[Request] List each line of the data that holds the string "createroom", please.

[Input records]
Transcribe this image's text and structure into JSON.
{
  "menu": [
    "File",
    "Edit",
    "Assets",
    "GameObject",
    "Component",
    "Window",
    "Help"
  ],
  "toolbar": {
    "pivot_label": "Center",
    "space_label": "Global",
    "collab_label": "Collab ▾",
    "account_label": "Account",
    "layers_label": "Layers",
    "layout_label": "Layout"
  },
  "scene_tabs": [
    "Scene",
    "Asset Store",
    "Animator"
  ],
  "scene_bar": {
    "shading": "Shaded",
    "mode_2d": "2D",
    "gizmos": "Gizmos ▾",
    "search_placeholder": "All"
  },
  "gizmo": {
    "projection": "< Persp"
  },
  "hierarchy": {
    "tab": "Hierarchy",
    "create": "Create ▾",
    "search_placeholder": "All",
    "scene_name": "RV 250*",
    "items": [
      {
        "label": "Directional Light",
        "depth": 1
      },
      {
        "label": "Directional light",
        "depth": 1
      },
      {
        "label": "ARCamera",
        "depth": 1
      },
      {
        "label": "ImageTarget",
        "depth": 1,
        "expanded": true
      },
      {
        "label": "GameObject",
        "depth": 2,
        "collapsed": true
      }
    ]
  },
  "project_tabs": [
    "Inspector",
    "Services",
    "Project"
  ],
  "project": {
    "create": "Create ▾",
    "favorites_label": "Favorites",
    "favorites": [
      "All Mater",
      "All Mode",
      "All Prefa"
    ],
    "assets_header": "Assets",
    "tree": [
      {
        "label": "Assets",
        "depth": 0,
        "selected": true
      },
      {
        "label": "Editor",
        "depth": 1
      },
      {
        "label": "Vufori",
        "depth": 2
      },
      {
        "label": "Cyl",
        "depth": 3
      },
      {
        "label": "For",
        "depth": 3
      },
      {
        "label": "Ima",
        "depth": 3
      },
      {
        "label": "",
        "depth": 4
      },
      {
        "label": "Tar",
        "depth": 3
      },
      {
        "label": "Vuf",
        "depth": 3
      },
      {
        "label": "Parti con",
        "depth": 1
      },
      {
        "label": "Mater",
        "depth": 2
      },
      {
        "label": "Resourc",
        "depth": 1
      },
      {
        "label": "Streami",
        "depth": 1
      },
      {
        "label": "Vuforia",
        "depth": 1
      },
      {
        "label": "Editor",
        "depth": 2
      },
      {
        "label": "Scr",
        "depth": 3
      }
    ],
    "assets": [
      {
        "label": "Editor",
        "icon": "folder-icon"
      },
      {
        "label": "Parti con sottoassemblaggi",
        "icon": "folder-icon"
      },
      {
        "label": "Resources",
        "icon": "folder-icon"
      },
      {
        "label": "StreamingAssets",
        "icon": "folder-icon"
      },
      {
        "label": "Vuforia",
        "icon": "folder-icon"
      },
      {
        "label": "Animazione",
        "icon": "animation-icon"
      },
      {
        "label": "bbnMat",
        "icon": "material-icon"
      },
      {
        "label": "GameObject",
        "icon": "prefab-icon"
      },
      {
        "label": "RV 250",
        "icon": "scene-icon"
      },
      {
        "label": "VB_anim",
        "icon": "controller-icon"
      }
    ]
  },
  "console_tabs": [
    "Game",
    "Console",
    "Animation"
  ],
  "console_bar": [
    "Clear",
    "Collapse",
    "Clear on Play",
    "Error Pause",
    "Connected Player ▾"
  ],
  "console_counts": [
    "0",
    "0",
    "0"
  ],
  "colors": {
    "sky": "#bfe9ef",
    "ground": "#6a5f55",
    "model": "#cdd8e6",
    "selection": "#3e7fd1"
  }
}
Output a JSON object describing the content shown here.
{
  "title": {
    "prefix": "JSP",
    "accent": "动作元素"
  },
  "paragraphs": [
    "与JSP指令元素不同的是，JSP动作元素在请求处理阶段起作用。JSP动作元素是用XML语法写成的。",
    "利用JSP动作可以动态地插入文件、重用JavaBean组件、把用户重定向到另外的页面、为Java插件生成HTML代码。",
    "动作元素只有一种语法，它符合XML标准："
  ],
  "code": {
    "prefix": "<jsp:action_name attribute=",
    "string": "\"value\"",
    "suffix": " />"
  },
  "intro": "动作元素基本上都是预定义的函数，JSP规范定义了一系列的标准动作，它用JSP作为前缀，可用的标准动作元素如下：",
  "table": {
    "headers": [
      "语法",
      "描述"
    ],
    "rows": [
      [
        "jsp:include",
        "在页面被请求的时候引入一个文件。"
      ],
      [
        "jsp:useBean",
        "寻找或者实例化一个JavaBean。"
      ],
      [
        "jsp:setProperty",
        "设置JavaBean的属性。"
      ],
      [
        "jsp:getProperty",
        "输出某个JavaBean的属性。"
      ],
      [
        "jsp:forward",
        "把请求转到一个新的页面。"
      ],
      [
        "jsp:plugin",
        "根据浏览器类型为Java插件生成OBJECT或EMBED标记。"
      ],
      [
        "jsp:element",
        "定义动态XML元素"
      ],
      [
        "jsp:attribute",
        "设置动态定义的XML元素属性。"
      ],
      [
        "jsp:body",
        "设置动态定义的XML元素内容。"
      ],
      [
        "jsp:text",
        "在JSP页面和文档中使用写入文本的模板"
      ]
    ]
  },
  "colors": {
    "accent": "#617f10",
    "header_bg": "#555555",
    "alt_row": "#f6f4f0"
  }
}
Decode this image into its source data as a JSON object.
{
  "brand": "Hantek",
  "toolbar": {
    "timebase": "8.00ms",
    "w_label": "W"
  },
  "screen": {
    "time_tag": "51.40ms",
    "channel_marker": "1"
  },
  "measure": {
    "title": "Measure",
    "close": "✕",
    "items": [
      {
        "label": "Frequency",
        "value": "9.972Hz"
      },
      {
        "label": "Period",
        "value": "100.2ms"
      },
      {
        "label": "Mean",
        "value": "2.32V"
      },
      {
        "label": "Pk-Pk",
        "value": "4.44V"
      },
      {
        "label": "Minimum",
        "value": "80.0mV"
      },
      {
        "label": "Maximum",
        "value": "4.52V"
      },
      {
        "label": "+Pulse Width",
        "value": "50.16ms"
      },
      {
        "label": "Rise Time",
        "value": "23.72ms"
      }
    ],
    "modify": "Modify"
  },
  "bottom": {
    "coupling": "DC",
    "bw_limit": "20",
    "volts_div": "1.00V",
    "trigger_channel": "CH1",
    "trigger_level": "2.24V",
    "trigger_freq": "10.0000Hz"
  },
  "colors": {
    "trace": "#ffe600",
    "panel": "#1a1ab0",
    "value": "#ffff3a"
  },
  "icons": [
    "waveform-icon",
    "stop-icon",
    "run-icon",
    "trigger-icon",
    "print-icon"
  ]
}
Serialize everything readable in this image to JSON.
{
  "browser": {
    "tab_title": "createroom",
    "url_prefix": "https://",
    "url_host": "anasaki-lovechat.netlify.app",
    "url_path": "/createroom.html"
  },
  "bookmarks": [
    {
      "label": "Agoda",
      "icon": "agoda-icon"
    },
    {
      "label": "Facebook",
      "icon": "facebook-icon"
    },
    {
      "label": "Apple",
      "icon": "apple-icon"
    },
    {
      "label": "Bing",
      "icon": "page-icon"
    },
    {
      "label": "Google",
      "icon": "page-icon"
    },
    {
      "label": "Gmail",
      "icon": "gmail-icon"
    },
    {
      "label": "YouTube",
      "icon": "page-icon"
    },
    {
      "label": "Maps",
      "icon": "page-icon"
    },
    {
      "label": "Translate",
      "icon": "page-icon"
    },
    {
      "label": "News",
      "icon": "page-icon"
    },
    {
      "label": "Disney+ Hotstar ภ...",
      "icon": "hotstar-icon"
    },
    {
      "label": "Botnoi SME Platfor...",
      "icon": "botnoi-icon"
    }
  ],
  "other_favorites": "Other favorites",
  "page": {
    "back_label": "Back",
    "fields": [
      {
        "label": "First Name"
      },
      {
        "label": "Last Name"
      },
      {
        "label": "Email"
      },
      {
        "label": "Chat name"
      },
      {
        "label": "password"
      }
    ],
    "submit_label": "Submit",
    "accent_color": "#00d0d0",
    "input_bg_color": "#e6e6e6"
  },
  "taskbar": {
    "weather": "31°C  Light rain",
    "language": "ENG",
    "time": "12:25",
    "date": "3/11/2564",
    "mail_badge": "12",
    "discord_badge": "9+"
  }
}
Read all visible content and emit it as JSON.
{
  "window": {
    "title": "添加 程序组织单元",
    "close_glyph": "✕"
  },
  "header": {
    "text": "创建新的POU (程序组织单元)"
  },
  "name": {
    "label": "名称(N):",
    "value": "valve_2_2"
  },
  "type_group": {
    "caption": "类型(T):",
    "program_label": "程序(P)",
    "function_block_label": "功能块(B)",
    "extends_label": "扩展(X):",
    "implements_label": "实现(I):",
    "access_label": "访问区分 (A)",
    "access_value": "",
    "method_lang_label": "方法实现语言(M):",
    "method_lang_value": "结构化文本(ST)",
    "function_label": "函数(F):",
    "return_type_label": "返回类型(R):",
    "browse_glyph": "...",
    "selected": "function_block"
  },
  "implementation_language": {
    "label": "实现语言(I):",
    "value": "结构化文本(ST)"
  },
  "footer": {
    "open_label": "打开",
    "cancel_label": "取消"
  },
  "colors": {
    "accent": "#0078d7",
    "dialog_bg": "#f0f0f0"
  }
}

[Exercise solution]
    "tab_title": "createroom",
    "url_path": "/createroom.html"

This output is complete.